▶ [WHAT TO WORK ON]: Gather up the lines with the word "duration" in them.

— start MATERIAL TO PROCESS —

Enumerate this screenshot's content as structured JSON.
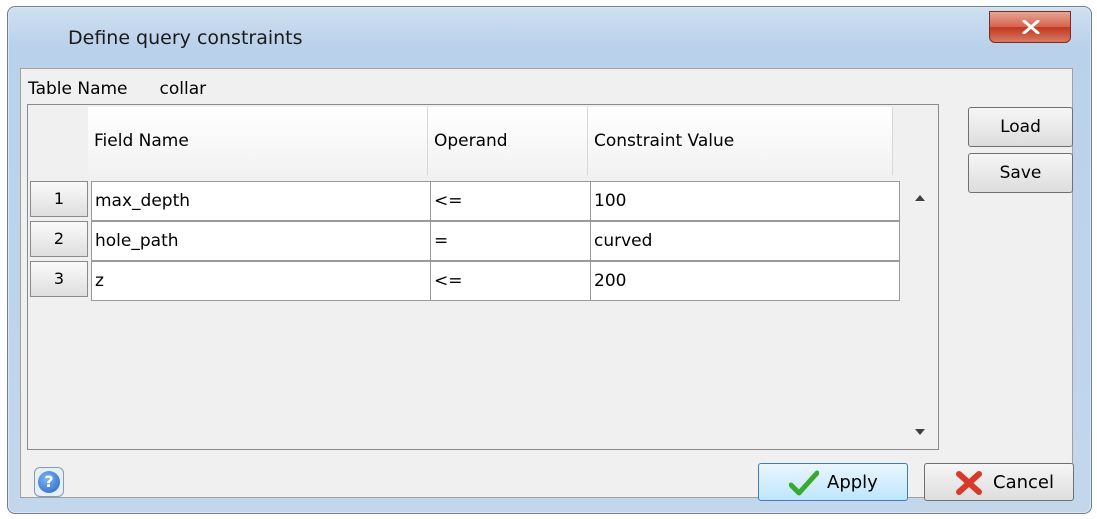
{
  "window": {
    "title": "Define query constraints"
  },
  "table": {
    "name_label": "Table Name",
    "name_value": "collar"
  },
  "grid": {
    "headers": [
      "Field Name",
      "Operand",
      "Constraint Value"
    ],
    "rows": [
      {
        "num": "1",
        "field": "max_depth",
        "operand": "<=",
        "value": "100"
      },
      {
        "num": "2",
        "field": "hole_path",
        "operand": "=",
        "value": "curved"
      },
      {
        "num": "3",
        "field": "z",
        "operand": "<=",
        "value": "200"
      }
    ]
  },
  "side": {
    "load_label": "Load",
    "save_label": "Save"
  },
  "footer": {
    "help_label": "?",
    "apply_label": "Apply",
    "cancel_label": "Cancel"
  },
  "colors": {
    "apply_check": "#3aa92f",
    "cancel_x": "#d83a2a",
    "close_button": "#c9462f"
  },
  "icons": {
    "close": "close-icon",
    "help": "help-icon",
    "apply": "checkmark-icon",
    "cancel": "x-icon",
    "scroll_up": "arrow-up-icon",
    "scroll_down": "arrow-down-icon"
  }
}
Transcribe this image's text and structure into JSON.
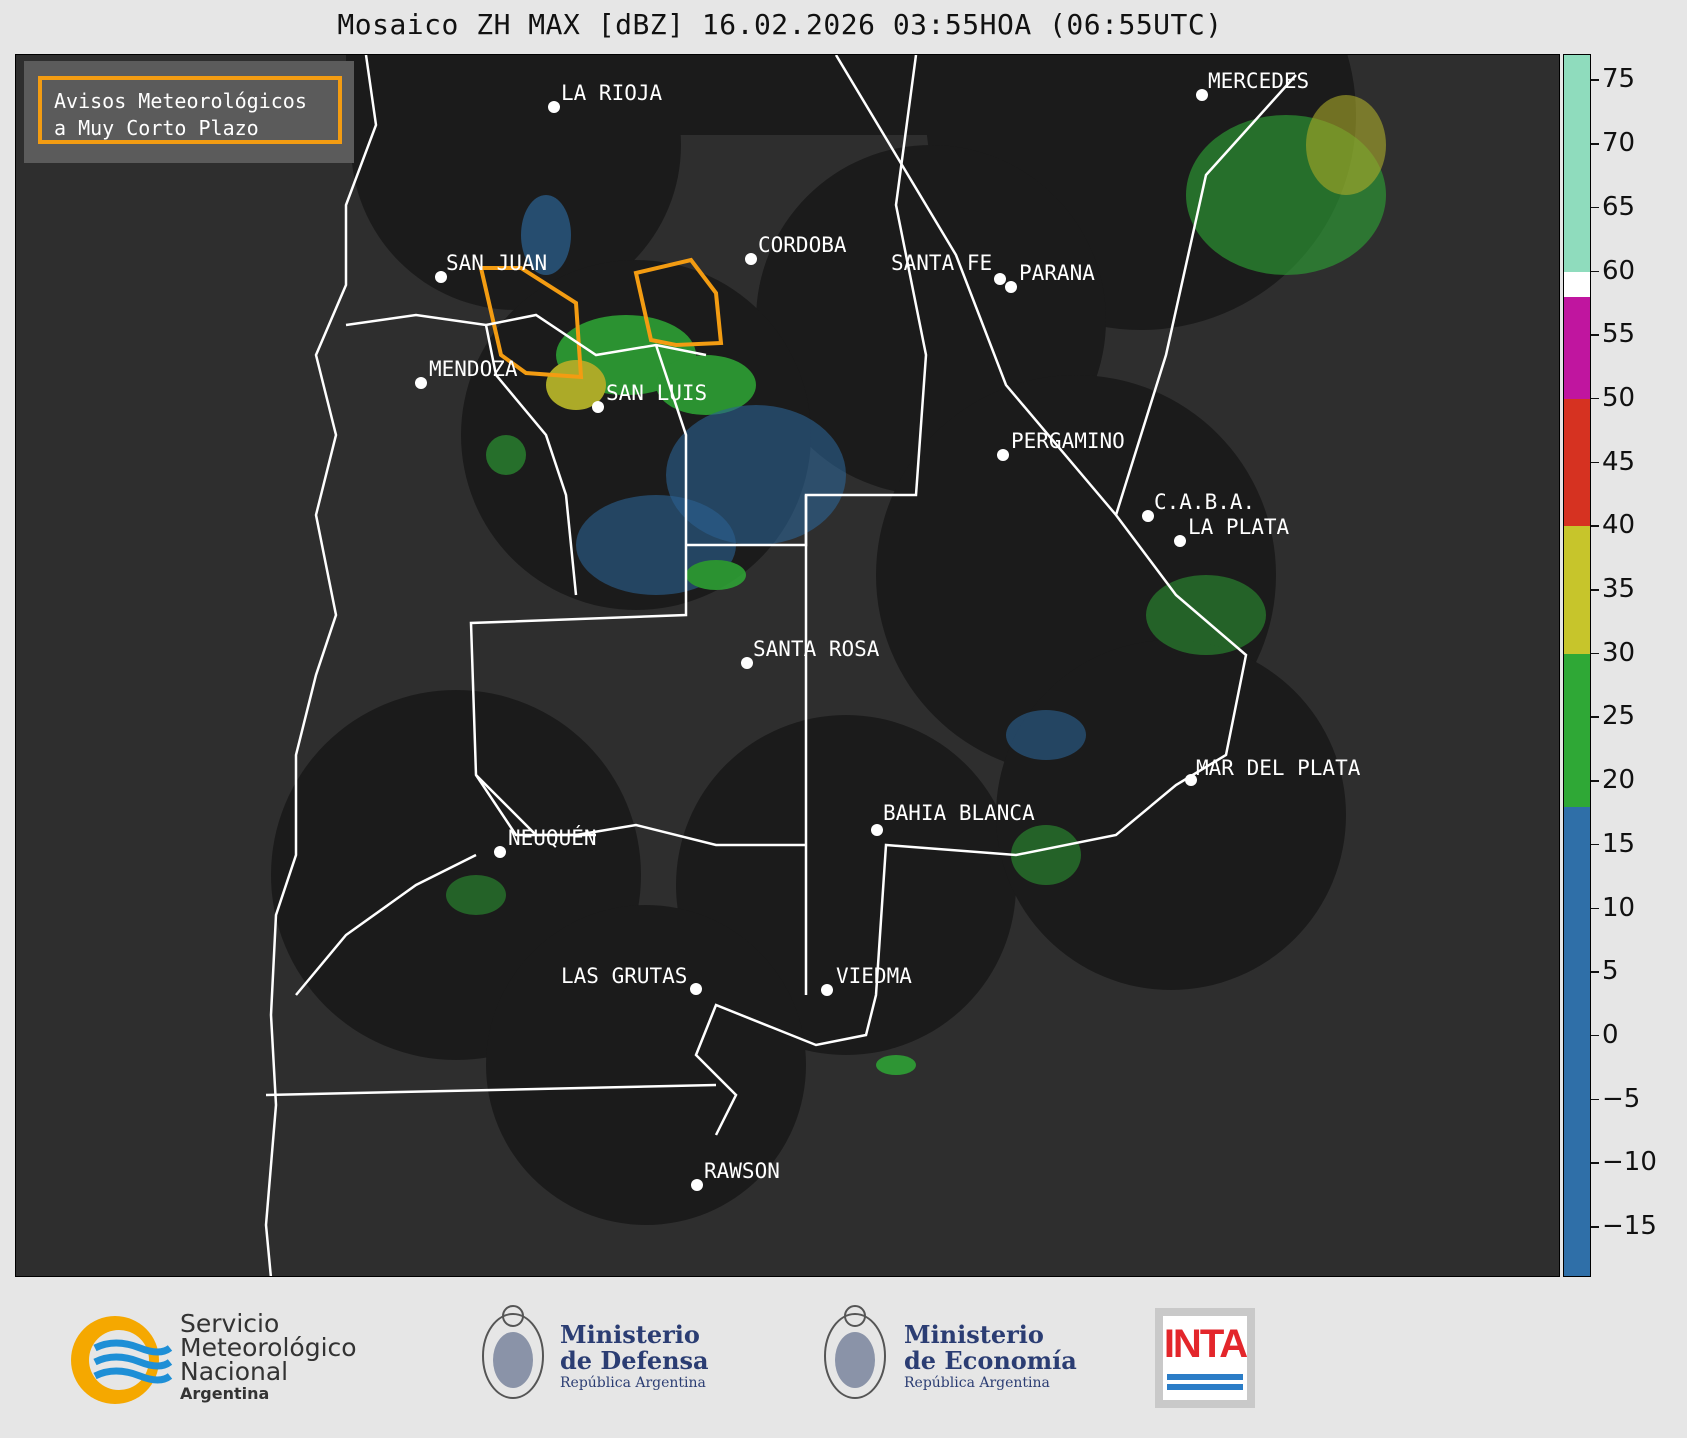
{
  "title": "Mosaico ZH MAX [dBZ] 16.02.2026 03:55HOA (06:55UTC)",
  "legend_box": {
    "line1": "Avisos Meteorológicos",
    "line2": "a Muy Corto Plazo",
    "border_color": "#f39c12"
  },
  "cities": [
    "LA RIOJA",
    "MERCEDES",
    "SAN JUAN",
    "CORDOBA",
    "SANTA FE",
    "PARANA",
    "MENDOZA",
    "SAN LUIS",
    "PERGAMINO",
    "C.A.B.A.",
    "LA PLATA",
    "SANTA ROSA",
    "MAR DEL PLATA",
    "BAHIA BLANCA",
    "NEUQUÉN",
    "LAS GRUTAS",
    "VIEDMA",
    "RAWSON"
  ],
  "colorbar": {
    "unit": "dBZ",
    "range": [
      -19,
      77
    ],
    "tick_labels": [
      "75",
      "70",
      "65",
      "60",
      "55",
      "50",
      "45",
      "40",
      "35",
      "30",
      "25",
      "20",
      "15",
      "10",
      "5",
      "0",
      "−5",
      "−10",
      "−15"
    ],
    "tick_values": [
      75,
      70,
      65,
      60,
      55,
      50,
      45,
      40,
      35,
      30,
      25,
      20,
      15,
      10,
      5,
      0,
      -5,
      -10,
      -15
    ],
    "bands": [
      {
        "from": -19,
        "to": 18,
        "color": "#2f6fa8"
      },
      {
        "from": 18,
        "to": 30,
        "color": "#2fa836"
      },
      {
        "from": 30,
        "to": 40,
        "color": "#c7c52b"
      },
      {
        "from": 40,
        "to": 50,
        "color": "#d63221"
      },
      {
        "from": 50,
        "to": 58,
        "color": "#c0159f"
      },
      {
        "from": 58,
        "to": 60,
        "color": "#ffffff"
      },
      {
        "from": 60,
        "to": 77,
        "color": "#8fdcbd"
      }
    ]
  },
  "footer": {
    "smn": {
      "line1": "Servicio",
      "line2": "Meteorológico",
      "line3": "Nacional",
      "line4": "Argentina"
    },
    "defensa": {
      "line1": "Ministerio",
      "line2": "de Defensa",
      "line3": "República Argentina"
    },
    "economia": {
      "line1": "Ministerio",
      "line2": "de Economía",
      "line3": "República Argentina"
    },
    "inta": {
      "text": "INTA"
    }
  },
  "colors": {
    "radar_bg": "#1b1b1b",
    "map_bg": "#2e2e2e",
    "boundary": "#ffffff",
    "inta_red": "#e3262b",
    "inta_blue": "#2b7dc7",
    "smn_yellow": "#f5a800",
    "smn_blue": "#1e8fd6"
  }
}
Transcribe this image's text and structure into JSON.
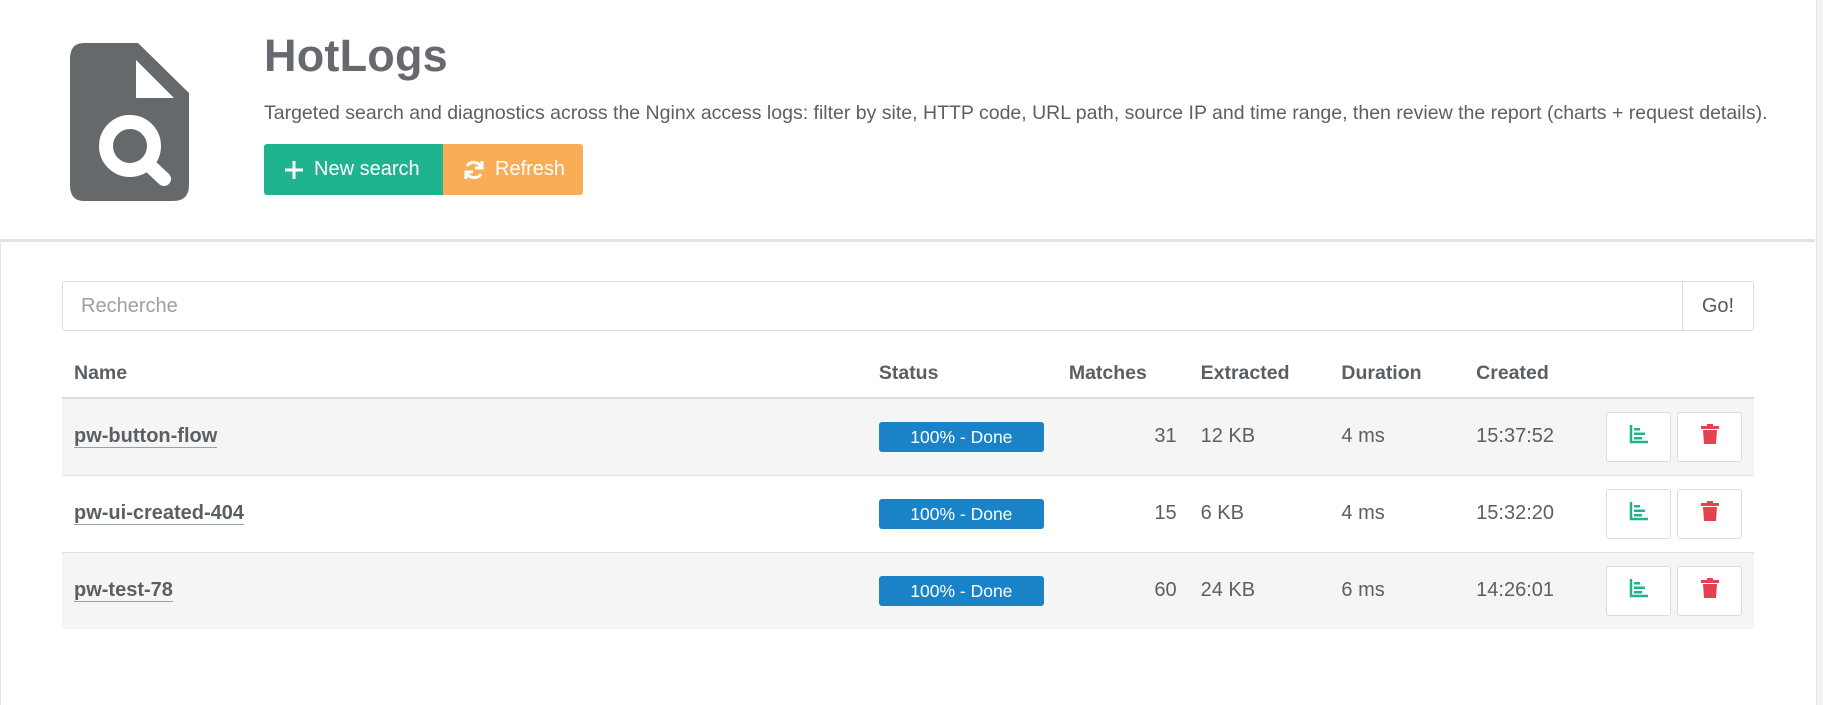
{
  "app": {
    "title": "HotLogs",
    "description": "Targeted search and diagnostics across the Nginx access logs: filter by site, HTTP code, URL path, source IP and time range, then review the report (charts + request details).",
    "logo_icon": "file-search-icon"
  },
  "toolbar": {
    "new_search_label": "New search",
    "new_search_icon": "plus-icon",
    "refresh_label": "Refresh",
    "refresh_icon": "refresh-icon"
  },
  "search": {
    "placeholder": "Recherche",
    "value": "",
    "go_label": "Go!"
  },
  "table": {
    "headers": {
      "name": "Name",
      "status": "Status",
      "matches": "Matches",
      "extracted": "Extracted",
      "duration": "Duration",
      "created": "Created"
    },
    "rows": [
      {
        "name": "pw-button-flow",
        "status": "100% - Done",
        "matches": "31",
        "extracted": "12 KB",
        "duration": "4 ms",
        "created": "15:37:52"
      },
      {
        "name": "pw-ui-created-404",
        "status": "100% - Done",
        "matches": "15",
        "extracted": "6 KB",
        "duration": "4 ms",
        "created": "15:32:20"
      },
      {
        "name": "pw-test-78",
        "status": "100% - Done",
        "matches": "60",
        "extracted": "24 KB",
        "duration": "6 ms",
        "created": "14:26:01"
      }
    ],
    "row_actions": [
      "bar-chart-icon",
      "trash-icon"
    ]
  },
  "colors": {
    "green": "#1fb38f",
    "orange": "#f8ad56",
    "status_blue": "#1a83c7",
    "danger": "#e5414e",
    "logo_gray": "#66696c"
  }
}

— end MATERIAL TO PROCESS —

▶ [CORRECT ANSWER]:
      "duration": "Duration",
        "duration": "4 ms",
        "duration": "4 ms",
        "duration": "6 ms",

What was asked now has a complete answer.